§ **Your instructions**
All of the data needs to be repeated exactly.

§ **Data listing**
:::::

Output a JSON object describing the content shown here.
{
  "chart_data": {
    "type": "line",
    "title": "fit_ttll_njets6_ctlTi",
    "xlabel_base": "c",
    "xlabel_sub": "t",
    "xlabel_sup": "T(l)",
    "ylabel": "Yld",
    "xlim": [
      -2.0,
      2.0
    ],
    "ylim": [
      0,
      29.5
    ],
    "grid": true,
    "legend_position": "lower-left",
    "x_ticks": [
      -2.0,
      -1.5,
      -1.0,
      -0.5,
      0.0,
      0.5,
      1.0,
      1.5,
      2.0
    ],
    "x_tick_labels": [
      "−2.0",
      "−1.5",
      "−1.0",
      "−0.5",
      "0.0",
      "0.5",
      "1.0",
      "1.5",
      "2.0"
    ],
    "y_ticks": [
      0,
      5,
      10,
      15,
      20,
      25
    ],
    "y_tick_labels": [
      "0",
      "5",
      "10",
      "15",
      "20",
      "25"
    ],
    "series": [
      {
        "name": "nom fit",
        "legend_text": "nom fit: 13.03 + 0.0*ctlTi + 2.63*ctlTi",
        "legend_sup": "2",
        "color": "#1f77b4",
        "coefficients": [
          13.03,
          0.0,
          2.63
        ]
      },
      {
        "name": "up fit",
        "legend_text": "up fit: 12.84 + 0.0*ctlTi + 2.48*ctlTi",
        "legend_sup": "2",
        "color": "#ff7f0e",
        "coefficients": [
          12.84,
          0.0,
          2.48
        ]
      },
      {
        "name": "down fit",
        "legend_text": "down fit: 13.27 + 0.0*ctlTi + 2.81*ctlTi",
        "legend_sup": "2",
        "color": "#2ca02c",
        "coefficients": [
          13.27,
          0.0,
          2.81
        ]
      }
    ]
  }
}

:::::

§ **Solution for this task**
Output a JSON object describing the content shown here.
{
  "chart_data": {
    "type": "line",
    "title": "fit_ttll_njets6_ctlTi",
    "xlabel_base": "c",
    "xlabel_sub": "t",
    "xlabel_sup": "T(l)",
    "ylabel": "Yld",
    "xlim": [
      -2.0,
      2.0
    ],
    "ylim": [
      0,
      29.5
    ],
    "grid": true,
    "legend_position": "lower-left",
    "x_ticks": [
      -2.0,
      -1.5,
      -1.0,
      -0.5,
      0.0,
      0.5,
      1.0,
      1.5,
      2.0
    ],
    "x_tick_labels": [
      "−2.0",
      "−1.5",
      "−1.0",
      "−0.5",
      "0.0",
      "0.5",
      "1.0",
      "1.5",
      "2.0"
    ],
    "y_ticks": [
      0,
      5,
      10,
      15,
      20,
      25
    ],
    "y_tick_labels": [
      "0",
      "5",
      "10",
      "15",
      "20",
      "25"
    ],
    "series": [
      {
        "name": "nom fit",
        "legend_text": "nom fit: 13.03 + 0.0*ctlTi + 2.63*ctlTi",
        "legend_sup": "2",
        "color": "#1f77b4",
        "coefficients": [
          13.03,
          0.0,
          2.63
        ]
      },
      {
        "name": "up fit",
        "legend_text": "up fit: 12.84 + 0.0*ctlTi + 2.48*ctlTi",
        "legend_sup": "2",
        "color": "#ff7f0e",
        "coefficients": [
          12.84,
          0.0,
          2.48
        ]
      },
      {
        "name": "down fit",
        "legend_text": "down fit: 13.27 + 0.0*ctlTi + 2.81*ctlTi",
        "legend_sup": "2",
        "color": "#2ca02c",
        "coefficients": [
          13.27,
          0.0,
          2.81
        ]
      }
    ]
  }
}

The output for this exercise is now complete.